Prompt: Each line that includes "vinculin" counts once; give the total and nothing besides.
- - - -
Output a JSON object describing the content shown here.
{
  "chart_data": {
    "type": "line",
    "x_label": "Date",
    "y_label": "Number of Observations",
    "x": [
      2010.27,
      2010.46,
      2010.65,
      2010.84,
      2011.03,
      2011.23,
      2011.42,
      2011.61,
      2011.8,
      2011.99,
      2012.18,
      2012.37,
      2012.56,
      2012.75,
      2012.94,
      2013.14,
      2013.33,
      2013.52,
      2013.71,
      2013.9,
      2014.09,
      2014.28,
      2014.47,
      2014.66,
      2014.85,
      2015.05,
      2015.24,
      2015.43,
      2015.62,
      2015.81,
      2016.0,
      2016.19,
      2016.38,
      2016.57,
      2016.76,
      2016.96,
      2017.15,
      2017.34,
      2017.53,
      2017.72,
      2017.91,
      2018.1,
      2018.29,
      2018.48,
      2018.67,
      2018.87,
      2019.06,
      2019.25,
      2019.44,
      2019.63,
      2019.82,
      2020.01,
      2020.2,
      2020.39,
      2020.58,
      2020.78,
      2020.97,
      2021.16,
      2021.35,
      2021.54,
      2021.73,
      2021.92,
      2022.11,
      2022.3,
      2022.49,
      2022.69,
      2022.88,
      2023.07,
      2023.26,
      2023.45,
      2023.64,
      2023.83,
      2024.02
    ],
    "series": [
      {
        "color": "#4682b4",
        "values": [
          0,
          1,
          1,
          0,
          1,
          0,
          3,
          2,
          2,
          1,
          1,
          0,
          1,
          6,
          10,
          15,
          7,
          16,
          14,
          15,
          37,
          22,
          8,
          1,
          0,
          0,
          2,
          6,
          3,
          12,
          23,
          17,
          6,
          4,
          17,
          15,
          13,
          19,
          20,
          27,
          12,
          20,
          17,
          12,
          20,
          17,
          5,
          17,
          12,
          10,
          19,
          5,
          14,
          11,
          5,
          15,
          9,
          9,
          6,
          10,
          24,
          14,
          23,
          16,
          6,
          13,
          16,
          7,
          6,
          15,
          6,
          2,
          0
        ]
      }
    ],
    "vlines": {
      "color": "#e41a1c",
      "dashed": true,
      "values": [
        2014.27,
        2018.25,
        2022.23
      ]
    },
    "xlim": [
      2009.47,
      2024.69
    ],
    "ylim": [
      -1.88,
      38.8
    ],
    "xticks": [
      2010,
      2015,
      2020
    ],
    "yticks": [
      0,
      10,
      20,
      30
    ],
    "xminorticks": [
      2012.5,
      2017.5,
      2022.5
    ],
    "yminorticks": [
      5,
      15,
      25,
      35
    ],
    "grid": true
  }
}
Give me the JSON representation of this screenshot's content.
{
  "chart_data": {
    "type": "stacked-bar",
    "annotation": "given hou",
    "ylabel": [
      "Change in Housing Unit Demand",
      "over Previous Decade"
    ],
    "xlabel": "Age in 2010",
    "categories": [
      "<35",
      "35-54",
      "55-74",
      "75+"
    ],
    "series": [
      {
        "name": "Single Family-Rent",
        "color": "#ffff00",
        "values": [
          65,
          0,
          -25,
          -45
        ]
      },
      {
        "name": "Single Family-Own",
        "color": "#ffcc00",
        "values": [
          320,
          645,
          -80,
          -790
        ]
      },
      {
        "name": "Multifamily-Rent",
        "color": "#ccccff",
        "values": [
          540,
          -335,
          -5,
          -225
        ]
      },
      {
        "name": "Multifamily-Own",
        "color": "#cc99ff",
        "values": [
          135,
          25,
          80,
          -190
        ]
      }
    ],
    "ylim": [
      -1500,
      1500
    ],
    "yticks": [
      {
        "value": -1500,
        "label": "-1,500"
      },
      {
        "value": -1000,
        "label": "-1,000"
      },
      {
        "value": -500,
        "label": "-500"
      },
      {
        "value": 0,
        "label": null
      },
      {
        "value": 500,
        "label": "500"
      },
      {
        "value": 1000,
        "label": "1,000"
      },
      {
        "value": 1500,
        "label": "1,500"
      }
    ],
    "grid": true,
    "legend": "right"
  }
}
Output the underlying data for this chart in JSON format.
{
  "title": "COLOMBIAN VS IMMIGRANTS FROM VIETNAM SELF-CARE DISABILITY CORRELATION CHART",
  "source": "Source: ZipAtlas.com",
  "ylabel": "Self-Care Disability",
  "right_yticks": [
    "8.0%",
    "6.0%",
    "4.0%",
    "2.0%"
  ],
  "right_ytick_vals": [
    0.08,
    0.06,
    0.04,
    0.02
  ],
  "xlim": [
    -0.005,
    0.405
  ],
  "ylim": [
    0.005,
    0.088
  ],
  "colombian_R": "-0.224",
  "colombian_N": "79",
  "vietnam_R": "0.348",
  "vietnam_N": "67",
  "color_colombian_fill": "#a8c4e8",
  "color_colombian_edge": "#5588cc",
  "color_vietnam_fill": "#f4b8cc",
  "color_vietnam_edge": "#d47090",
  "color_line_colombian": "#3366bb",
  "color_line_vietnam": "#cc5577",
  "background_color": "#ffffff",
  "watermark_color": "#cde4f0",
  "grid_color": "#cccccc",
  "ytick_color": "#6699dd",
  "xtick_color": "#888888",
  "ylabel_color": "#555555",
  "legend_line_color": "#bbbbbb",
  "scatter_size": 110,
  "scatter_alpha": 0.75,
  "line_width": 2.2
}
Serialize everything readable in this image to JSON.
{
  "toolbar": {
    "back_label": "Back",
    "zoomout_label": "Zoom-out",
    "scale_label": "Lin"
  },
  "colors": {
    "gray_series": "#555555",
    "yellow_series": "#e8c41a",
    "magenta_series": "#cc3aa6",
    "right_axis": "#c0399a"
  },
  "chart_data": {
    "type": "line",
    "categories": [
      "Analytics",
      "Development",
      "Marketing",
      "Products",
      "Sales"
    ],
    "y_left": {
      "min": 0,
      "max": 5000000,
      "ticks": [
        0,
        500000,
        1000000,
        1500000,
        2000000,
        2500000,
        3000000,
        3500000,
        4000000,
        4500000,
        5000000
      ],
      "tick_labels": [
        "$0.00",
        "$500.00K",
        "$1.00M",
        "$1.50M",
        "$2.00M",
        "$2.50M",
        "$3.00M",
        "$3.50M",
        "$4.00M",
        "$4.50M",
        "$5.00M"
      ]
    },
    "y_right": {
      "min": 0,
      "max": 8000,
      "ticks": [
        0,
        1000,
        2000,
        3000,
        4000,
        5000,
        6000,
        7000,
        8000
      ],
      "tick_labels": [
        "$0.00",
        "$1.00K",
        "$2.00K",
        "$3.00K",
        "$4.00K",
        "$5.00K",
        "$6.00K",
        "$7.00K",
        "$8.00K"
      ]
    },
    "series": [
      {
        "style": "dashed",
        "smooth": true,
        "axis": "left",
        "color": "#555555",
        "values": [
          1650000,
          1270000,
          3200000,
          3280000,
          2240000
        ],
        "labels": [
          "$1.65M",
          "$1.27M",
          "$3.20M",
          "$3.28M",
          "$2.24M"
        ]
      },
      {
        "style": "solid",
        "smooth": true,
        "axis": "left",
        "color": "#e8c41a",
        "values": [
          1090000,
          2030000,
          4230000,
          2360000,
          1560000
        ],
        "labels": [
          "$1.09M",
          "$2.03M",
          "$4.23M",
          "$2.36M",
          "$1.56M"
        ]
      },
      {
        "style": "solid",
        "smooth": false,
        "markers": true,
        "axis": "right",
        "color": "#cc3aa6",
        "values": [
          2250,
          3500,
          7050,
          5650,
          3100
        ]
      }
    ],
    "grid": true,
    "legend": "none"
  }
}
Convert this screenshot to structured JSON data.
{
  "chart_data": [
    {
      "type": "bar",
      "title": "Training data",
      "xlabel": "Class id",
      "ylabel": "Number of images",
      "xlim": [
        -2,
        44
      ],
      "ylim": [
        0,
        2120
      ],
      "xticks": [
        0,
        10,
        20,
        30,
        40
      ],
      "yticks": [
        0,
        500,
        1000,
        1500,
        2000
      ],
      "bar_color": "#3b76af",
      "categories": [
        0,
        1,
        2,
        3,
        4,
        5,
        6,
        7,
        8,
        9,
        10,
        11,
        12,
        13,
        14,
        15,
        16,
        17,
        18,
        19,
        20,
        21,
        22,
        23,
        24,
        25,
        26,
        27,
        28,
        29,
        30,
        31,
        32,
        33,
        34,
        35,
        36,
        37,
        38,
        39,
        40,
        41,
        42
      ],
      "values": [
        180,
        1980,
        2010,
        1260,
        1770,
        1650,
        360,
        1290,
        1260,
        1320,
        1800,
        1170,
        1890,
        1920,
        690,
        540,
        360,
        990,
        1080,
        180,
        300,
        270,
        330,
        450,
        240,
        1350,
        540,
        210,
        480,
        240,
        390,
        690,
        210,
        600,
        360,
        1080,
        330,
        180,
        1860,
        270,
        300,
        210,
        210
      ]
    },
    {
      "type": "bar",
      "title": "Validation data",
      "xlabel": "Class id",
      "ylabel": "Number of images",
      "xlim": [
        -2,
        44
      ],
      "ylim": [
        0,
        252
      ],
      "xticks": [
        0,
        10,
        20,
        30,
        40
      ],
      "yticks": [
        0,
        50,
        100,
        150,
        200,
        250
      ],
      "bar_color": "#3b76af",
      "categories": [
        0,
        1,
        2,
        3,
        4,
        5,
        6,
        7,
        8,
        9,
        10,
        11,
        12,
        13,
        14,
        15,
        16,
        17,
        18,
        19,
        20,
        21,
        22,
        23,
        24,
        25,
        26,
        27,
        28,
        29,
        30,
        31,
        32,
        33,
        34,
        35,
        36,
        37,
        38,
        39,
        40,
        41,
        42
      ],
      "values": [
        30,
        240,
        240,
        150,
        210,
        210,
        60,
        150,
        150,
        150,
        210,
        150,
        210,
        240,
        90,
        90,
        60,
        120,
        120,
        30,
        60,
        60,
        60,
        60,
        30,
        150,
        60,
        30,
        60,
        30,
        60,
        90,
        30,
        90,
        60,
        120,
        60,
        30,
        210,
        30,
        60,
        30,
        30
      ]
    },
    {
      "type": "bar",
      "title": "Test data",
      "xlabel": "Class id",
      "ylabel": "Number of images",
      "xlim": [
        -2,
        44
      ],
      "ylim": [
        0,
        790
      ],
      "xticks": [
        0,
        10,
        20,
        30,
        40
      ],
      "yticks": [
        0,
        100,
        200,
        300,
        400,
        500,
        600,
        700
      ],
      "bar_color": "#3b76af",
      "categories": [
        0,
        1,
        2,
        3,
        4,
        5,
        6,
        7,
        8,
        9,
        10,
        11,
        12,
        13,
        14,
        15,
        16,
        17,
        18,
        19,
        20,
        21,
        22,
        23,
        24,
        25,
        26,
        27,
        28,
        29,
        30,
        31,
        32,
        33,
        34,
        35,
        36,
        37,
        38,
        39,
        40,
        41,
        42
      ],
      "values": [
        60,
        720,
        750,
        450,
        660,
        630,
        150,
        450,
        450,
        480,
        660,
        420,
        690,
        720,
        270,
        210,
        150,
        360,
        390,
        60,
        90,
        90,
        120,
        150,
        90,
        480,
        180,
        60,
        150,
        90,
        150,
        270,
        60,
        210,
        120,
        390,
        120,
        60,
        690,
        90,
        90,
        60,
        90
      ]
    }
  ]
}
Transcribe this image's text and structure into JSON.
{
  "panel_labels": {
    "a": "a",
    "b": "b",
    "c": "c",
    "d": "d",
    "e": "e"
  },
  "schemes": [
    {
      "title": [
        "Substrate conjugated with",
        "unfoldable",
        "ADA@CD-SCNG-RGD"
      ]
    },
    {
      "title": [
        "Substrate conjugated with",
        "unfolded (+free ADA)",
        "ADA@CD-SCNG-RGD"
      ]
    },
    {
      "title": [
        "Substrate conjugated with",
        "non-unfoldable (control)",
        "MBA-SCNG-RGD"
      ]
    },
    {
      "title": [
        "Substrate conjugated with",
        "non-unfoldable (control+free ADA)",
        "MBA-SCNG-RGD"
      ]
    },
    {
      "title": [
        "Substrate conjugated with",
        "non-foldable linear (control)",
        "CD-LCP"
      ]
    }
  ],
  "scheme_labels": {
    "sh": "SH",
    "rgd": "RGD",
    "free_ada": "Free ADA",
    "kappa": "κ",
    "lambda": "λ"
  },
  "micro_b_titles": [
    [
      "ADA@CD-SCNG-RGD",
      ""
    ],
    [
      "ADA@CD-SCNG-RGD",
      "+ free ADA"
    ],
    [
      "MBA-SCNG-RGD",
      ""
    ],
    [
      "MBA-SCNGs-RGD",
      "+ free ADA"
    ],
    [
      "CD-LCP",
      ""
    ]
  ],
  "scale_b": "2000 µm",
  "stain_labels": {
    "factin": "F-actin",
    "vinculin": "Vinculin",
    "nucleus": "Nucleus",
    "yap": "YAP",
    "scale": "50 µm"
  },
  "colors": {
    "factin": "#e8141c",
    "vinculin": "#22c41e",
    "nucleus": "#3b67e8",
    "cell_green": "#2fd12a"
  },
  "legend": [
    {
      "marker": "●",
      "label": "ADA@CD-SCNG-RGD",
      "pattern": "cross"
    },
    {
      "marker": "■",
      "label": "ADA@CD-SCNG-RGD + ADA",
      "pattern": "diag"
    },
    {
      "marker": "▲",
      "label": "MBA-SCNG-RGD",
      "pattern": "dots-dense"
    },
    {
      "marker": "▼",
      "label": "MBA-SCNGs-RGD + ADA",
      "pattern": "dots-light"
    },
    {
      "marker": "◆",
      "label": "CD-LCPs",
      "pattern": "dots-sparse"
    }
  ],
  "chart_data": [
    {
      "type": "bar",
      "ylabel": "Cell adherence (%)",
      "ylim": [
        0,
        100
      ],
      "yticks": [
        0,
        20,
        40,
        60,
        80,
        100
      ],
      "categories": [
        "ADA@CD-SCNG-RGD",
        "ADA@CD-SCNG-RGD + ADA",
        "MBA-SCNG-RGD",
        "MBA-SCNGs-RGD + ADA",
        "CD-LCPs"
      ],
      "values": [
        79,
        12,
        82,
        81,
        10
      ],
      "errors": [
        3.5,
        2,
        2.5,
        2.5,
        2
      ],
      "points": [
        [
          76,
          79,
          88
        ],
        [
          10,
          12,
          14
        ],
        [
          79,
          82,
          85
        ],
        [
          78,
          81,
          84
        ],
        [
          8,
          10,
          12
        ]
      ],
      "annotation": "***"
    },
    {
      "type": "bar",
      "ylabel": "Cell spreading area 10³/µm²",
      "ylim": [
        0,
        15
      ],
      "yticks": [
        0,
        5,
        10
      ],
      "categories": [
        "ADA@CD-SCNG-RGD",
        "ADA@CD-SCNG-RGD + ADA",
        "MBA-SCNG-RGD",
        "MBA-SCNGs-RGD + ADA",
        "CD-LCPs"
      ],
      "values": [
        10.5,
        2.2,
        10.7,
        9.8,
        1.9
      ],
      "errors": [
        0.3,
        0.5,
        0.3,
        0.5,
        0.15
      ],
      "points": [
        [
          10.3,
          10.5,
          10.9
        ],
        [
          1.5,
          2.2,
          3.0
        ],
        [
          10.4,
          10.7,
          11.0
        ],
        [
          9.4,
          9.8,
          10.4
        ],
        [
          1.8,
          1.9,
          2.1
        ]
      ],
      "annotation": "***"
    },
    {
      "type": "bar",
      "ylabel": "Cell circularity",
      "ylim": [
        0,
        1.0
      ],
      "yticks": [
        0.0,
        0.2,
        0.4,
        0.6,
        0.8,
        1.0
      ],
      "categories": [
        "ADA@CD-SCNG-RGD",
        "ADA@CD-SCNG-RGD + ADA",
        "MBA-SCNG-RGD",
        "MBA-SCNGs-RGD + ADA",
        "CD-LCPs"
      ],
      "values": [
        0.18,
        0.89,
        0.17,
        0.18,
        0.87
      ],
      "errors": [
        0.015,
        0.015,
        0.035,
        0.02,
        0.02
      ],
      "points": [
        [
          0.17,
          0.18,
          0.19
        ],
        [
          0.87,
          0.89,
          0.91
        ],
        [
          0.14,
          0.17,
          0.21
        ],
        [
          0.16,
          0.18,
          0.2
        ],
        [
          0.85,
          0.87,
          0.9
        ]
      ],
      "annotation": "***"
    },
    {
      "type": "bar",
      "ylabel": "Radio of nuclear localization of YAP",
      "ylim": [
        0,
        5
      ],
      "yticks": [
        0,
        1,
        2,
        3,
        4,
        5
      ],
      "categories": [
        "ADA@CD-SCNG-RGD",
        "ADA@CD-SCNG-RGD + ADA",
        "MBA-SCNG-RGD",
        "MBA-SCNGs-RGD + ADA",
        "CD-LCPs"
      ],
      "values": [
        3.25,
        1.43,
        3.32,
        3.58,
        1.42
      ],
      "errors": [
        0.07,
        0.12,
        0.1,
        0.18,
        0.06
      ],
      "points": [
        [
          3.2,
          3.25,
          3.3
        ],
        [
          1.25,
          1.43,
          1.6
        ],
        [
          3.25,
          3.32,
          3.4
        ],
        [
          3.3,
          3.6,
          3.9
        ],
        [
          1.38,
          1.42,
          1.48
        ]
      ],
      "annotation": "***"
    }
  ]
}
- - - -
Solution: 2